DATA ROWS:
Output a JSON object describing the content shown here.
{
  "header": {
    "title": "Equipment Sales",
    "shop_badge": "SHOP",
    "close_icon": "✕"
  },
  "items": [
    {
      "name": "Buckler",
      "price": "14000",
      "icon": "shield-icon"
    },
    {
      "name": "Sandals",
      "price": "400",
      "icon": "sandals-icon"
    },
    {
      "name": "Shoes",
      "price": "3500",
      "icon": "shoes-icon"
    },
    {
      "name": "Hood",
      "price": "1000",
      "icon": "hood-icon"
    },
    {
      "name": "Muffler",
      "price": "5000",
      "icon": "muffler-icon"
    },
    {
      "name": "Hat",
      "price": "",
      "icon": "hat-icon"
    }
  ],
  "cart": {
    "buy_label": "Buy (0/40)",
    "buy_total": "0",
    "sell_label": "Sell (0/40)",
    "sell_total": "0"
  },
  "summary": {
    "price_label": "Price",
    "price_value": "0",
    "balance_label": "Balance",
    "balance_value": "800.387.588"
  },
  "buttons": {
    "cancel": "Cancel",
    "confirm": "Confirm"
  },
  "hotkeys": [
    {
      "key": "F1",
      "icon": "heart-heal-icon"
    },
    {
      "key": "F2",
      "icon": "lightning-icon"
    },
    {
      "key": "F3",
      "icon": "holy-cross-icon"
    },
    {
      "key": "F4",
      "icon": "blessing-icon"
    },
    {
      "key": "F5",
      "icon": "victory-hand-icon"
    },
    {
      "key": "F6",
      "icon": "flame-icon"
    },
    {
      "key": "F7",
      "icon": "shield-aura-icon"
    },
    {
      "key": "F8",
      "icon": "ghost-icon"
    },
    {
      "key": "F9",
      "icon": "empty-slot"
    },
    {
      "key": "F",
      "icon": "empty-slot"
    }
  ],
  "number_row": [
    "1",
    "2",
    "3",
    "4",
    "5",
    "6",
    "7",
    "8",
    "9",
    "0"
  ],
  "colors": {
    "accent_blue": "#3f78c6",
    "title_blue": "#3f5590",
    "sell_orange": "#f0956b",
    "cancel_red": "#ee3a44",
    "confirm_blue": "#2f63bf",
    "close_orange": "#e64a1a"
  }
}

WHAT THIS TASK INVOLVES: Say how many lines above hold the word "name", giving only the count.

TASK RESULT: 6